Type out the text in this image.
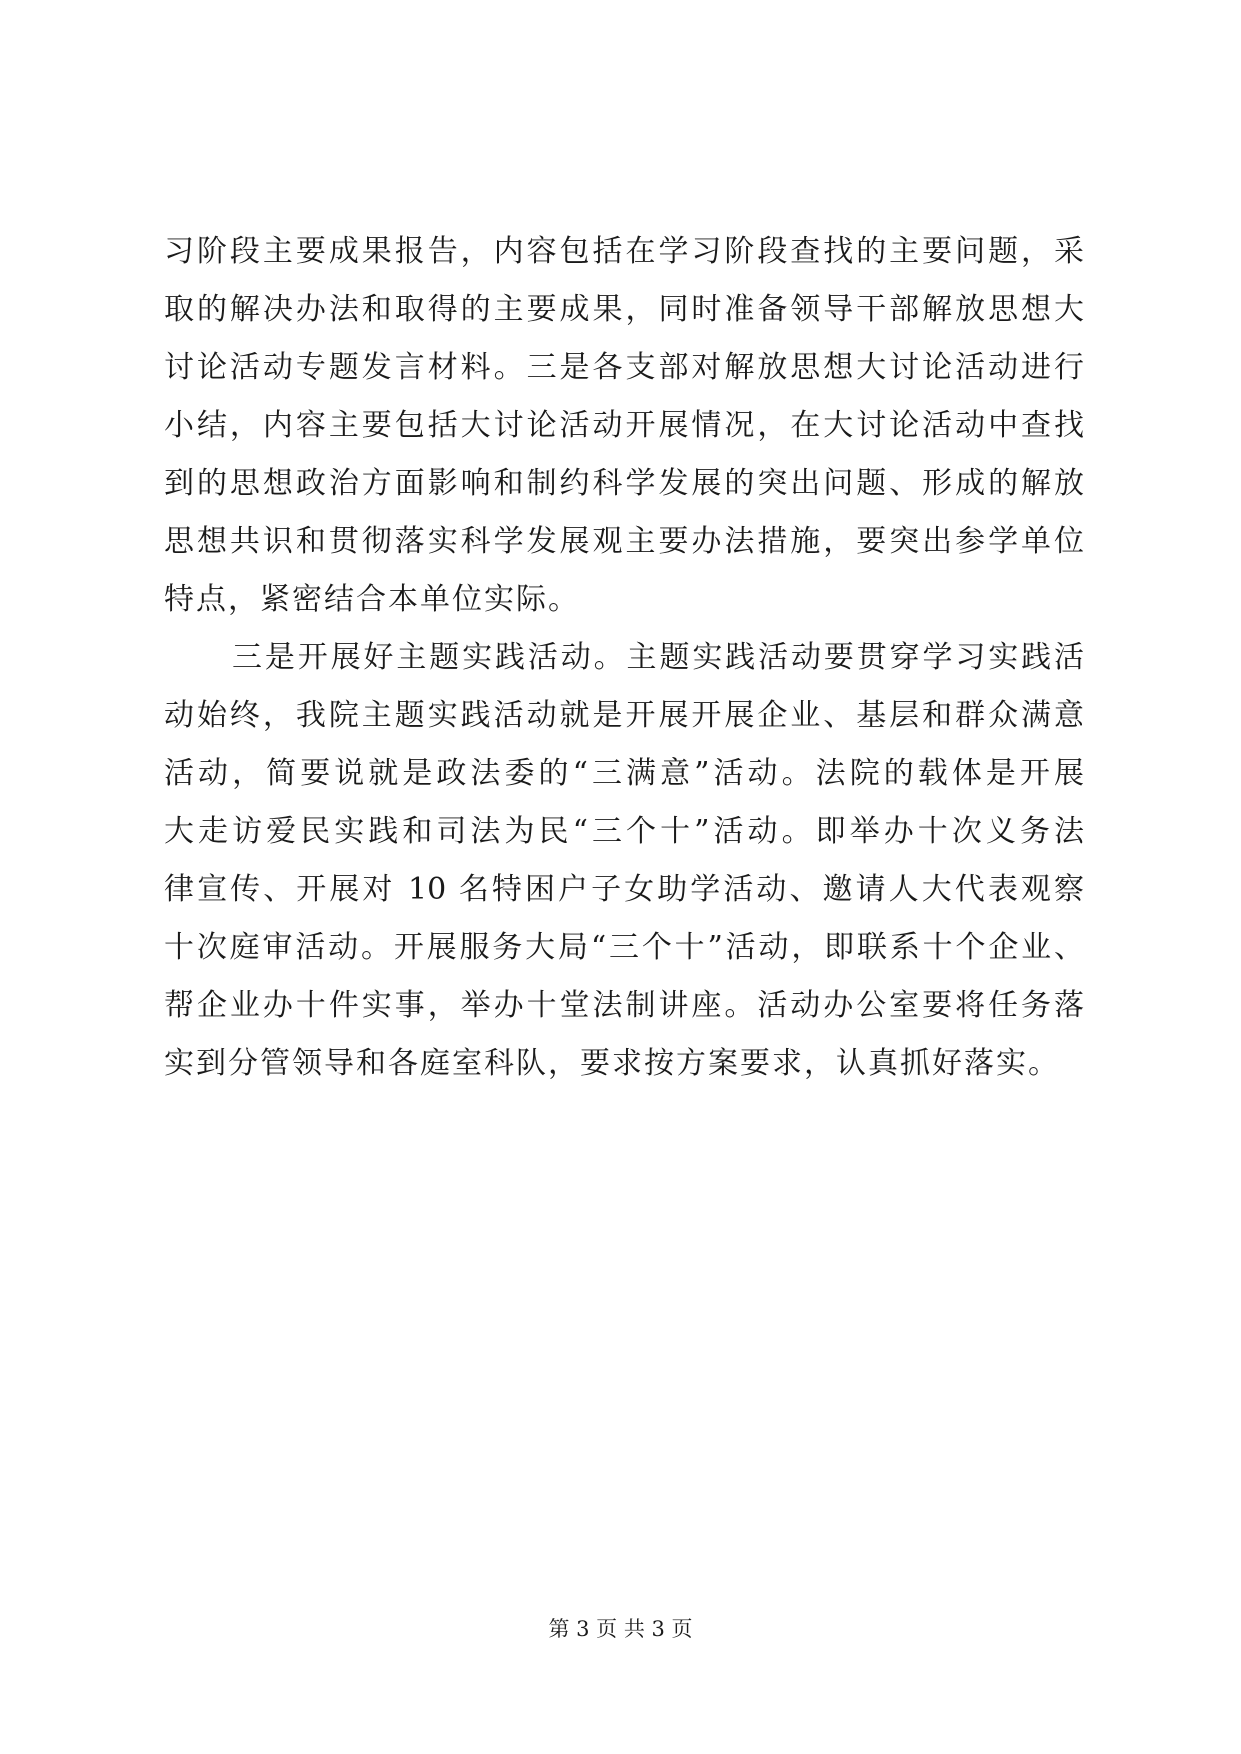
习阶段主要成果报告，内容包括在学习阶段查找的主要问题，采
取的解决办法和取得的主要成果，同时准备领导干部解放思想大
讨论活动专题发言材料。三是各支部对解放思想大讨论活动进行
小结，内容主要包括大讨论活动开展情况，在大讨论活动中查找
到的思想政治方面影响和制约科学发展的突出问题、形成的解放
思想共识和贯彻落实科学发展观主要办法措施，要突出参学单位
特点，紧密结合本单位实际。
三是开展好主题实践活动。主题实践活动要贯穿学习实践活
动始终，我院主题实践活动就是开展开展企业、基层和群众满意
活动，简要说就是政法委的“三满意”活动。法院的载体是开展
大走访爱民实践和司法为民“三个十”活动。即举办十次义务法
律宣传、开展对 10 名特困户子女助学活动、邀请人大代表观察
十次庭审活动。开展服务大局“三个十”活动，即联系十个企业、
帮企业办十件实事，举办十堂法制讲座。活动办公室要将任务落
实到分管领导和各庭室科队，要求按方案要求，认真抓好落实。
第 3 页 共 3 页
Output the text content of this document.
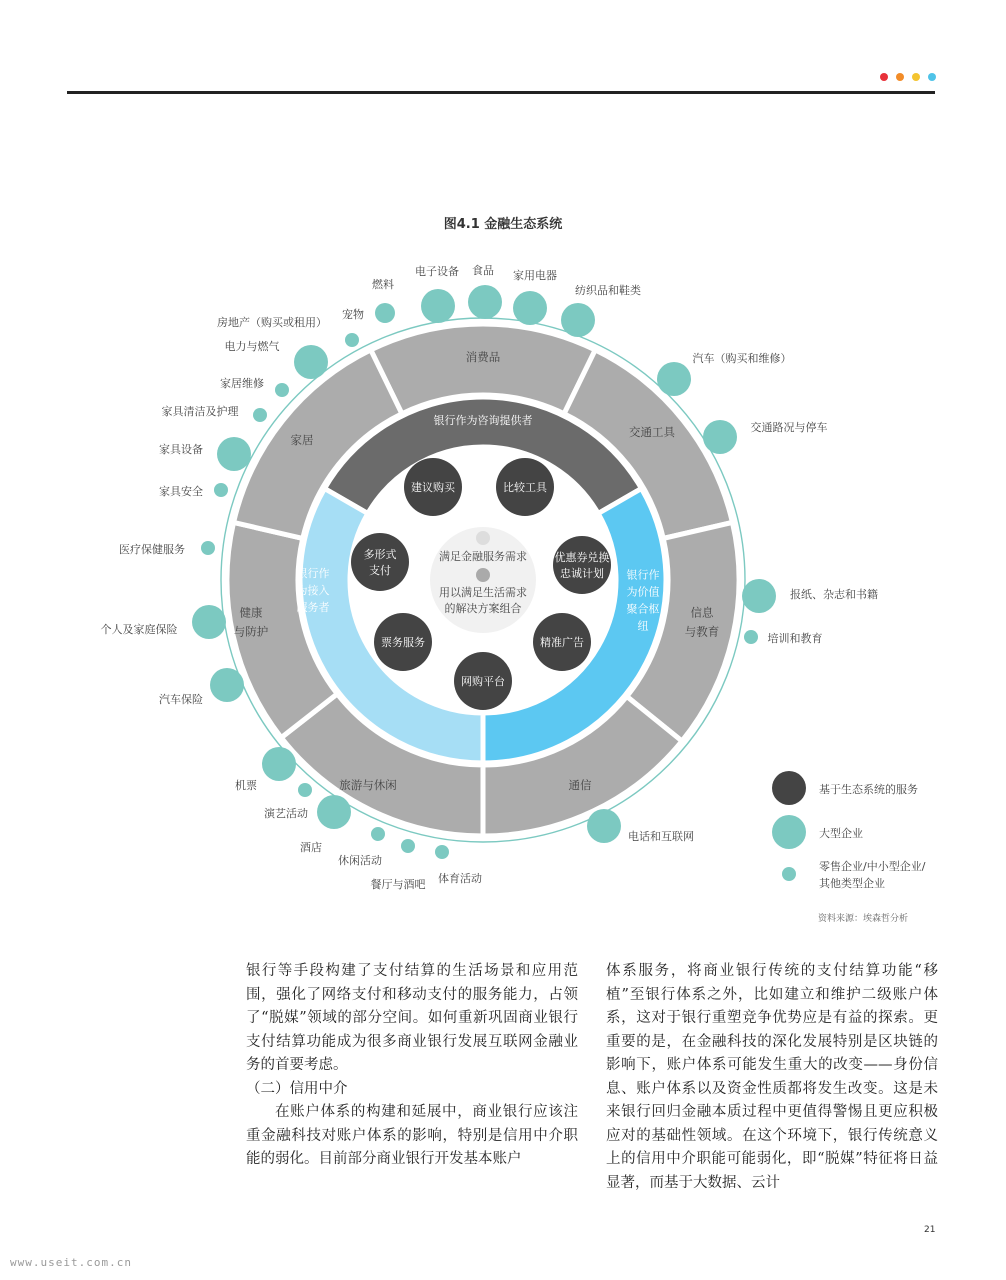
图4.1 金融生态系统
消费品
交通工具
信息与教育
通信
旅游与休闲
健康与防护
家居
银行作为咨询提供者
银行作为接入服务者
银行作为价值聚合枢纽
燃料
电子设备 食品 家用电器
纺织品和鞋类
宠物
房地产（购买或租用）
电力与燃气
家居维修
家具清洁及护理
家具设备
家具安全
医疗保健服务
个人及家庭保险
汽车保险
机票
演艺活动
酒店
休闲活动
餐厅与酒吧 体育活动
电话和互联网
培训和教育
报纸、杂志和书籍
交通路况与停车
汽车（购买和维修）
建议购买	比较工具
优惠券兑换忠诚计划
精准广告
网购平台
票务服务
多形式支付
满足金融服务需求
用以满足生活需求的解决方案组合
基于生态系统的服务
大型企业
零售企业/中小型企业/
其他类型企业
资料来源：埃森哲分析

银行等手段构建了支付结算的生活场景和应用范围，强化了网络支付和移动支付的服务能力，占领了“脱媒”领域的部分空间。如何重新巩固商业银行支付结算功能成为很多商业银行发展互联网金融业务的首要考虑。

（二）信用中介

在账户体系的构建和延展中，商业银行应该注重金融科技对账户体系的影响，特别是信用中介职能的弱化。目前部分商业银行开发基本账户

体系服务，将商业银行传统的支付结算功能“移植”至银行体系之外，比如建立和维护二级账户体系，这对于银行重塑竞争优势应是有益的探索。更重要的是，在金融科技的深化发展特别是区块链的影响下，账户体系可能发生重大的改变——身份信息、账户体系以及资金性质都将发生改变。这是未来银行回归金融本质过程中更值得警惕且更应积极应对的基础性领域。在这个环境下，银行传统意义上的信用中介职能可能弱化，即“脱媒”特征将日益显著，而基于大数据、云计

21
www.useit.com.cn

☆ ☆ ☆

**DIRECTIVE:** Write out exactly the lines from the one containing "Output the text content of this document." through the last line of the records above, both ends included, and leave out any pictures.

**THE SOLUTION:**
Output the text content of this document.
图4.1 金融生态系统
消费品
交通工具
信息与教育
通信
旅游与休闲
健康与防护
家居
银行作为咨询提供者
银行作为接入服务者
银行作为价值聚合枢纽
燃料
电子设备 食品 家用电器
纺织品和鞋类
宠物
房地产（购买或租用）
电力与燃气
家居维修
家具清洁及护理
家具设备
家具安全
医疗保健服务
个人及家庭保险
汽车保险
机票
演艺活动
酒店
休闲活动
餐厅与酒吧 体育活动
电话和互联网
培训和教育
报纸、杂志和书籍
交通路况与停车
汽车（购买和维修）
建议购买	比较工具
优惠券兑换忠诚计划
精准广告
网购平台
票务服务
多形式支付
满足金融服务需求
用以满足生活需求的解决方案组合
基于生态系统的服务
大型企业
零售企业/中小型企业/
其他类型企业
资料来源：埃森哲分析

银行等手段构建了支付结算的生活场景和应用范围，强化了网络支付和移动支付的服务能力，占领了“脱媒”领域的部分空间。如何重新巩固商业银行支付结算功能成为很多商业银行发展互联网金融业务的首要考虑。

（二）信用中介

在账户体系的构建和延展中，商业银行应该注重金融科技对账户体系的影响，特别是信用中介职能的弱化。目前部分商业银行开发基本账户

体系服务，将商业银行传统的支付结算功能“移植”至银行体系之外，比如建立和维护二级账户体系，这对于银行重塑竞争优势应是有益的探索。更重要的是，在金融科技的深化发展特别是区块链的影响下，账户体系可能发生重大的改变——身份信息、账户体系以及资金性质都将发生改变。这是未来银行回归金融本质过程中更值得警惕且更应积极应对的基础性领域。在这个环境下，银行传统意义上的信用中介职能可能弱化，即“脱媒”特征将日益显著，而基于大数据、云计

21
www.useit.com.cn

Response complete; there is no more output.